» **INSTRUCTIONS FOR THE TASK**
Copy each line below exactly and leave the pictures out.

(Data records)
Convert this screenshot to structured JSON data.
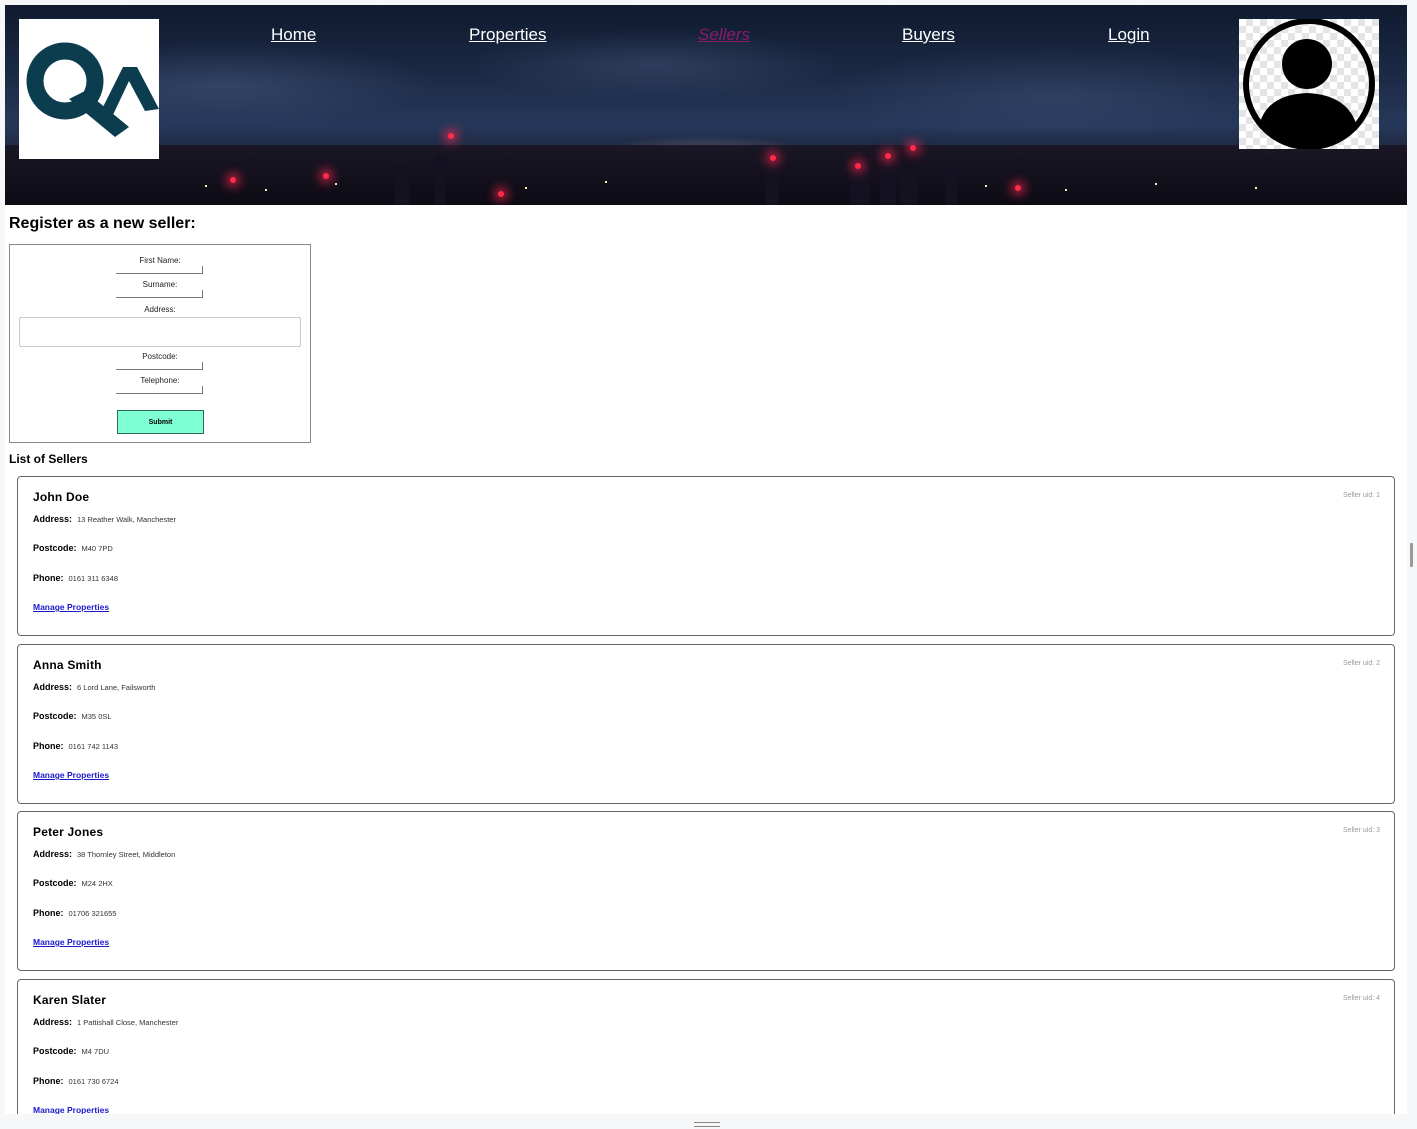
{
  "nav": {
    "home": "Home",
    "properties": "Properties",
    "sellers": "Sellers",
    "buyers": "Buyers",
    "login": "Login"
  },
  "form": {
    "title": "Register as a new seller:",
    "first_name_label": "First Name:",
    "surname_label": "Surname:",
    "address_label": "Address:",
    "postcode_label": "Postcode:",
    "telephone_label": "Telephone:",
    "submit_label": "Submit"
  },
  "list": {
    "title": "List of Sellers",
    "address_label": "Address:",
    "postcode_label": "Postcode:",
    "phone_label": "Phone:",
    "manage_label": "Manage Properties",
    "sellers": [
      {
        "name": "John Doe",
        "uid": "Seller uid: 1",
        "address": "13 Reather Walk, Manchester",
        "postcode": "M40 7PD",
        "phone": "0161 311 6348"
      },
      {
        "name": "Anna Smith",
        "uid": "Seller uid: 2",
        "address": "6 Lord Lane, Failsworth",
        "postcode": "M35 0SL",
        "phone": "0161 742 1143"
      },
      {
        "name": "Peter Jones",
        "uid": "Seller uid: 3",
        "address": "38 Thornley Street, Middleton",
        "postcode": "M24 2HX",
        "phone": "01706 321655"
      },
      {
        "name": "Karen Slater",
        "uid": "Seller uid: 4",
        "address": "1 Pattishall Close, Manchester",
        "postcode": "M4 7DU",
        "phone": "0161 730 6724"
      }
    ]
  },
  "colors": {
    "logo": "#0b3d4f",
    "submit_bg": "#7fffd4",
    "active_nav": "#8a1a6a",
    "link": "#1a1acc"
  },
  "icons": {
    "logo": "qa-logo-icon",
    "avatar": "user-avatar-icon"
  }
}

» **RESULT**
Convert this screenshot to structured JSON data.
{
  "nav": {
    "home": "Home",
    "properties": "Properties",
    "sellers": "Sellers",
    "buyers": "Buyers",
    "login": "Login"
  },
  "form": {
    "title": "Register as a new seller:",
    "first_name_label": "First Name:",
    "surname_label": "Surname:",
    "address_label": "Address:",
    "postcode_label": "Postcode:",
    "telephone_label": "Telephone:",
    "submit_label": "Submit"
  },
  "list": {
    "title": "List of Sellers",
    "address_label": "Address:",
    "postcode_label": "Postcode:",
    "phone_label": "Phone:",
    "manage_label": "Manage Properties",
    "sellers": [
      {
        "name": "John Doe",
        "uid": "Seller uid: 1",
        "address": "13 Reather Walk, Manchester",
        "postcode": "M40 7PD",
        "phone": "0161 311 6348"
      },
      {
        "name": "Anna Smith",
        "uid": "Seller uid: 2",
        "address": "6 Lord Lane, Failsworth",
        "postcode": "M35 0SL",
        "phone": "0161 742 1143"
      },
      {
        "name": "Peter Jones",
        "uid": "Seller uid: 3",
        "address": "38 Thornley Street, Middleton",
        "postcode": "M24 2HX",
        "phone": "01706 321655"
      },
      {
        "name": "Karen Slater",
        "uid": "Seller uid: 4",
        "address": "1 Pattishall Close, Manchester",
        "postcode": "M4 7DU",
        "phone": "0161 730 6724"
      }
    ]
  },
  "colors": {
    "logo": "#0b3d4f",
    "submit_bg": "#7fffd4",
    "active_nav": "#8a1a6a",
    "link": "#1a1acc"
  },
  "icons": {
    "logo": "qa-logo-icon",
    "avatar": "user-avatar-icon"
  }
}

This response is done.